• DIRECTIONS:
Only the number is wanted: how many lines hold the word "this"?

Stored items from a collection

————————

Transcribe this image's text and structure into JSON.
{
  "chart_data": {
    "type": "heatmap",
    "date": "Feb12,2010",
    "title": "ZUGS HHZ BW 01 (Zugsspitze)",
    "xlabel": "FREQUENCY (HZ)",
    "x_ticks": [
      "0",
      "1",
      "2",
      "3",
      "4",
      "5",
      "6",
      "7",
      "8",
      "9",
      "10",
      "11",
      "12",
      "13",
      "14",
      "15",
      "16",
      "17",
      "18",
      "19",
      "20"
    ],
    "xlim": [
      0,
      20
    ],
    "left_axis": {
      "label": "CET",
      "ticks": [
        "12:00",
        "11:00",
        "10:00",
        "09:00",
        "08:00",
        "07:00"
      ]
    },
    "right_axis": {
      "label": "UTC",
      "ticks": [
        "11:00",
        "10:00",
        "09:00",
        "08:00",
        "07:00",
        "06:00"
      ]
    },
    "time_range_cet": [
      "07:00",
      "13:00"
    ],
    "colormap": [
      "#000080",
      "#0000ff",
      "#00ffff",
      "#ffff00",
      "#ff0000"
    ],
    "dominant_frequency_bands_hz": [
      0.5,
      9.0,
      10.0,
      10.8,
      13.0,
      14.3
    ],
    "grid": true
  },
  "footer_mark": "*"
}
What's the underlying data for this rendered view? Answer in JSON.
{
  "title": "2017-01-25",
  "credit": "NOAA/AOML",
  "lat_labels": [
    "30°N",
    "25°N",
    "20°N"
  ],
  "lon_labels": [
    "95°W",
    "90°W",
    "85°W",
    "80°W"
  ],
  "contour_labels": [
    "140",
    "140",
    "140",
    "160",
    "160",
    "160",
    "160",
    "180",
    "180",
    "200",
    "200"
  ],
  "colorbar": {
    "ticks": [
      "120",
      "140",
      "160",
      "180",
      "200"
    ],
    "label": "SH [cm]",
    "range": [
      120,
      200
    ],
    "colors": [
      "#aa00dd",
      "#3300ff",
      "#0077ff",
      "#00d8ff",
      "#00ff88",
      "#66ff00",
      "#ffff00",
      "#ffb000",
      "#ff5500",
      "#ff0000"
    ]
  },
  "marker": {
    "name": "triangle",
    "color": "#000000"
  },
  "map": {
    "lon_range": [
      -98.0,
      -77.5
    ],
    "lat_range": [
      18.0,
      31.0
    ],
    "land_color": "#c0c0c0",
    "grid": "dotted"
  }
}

————————

• WORKED ANSWER:
2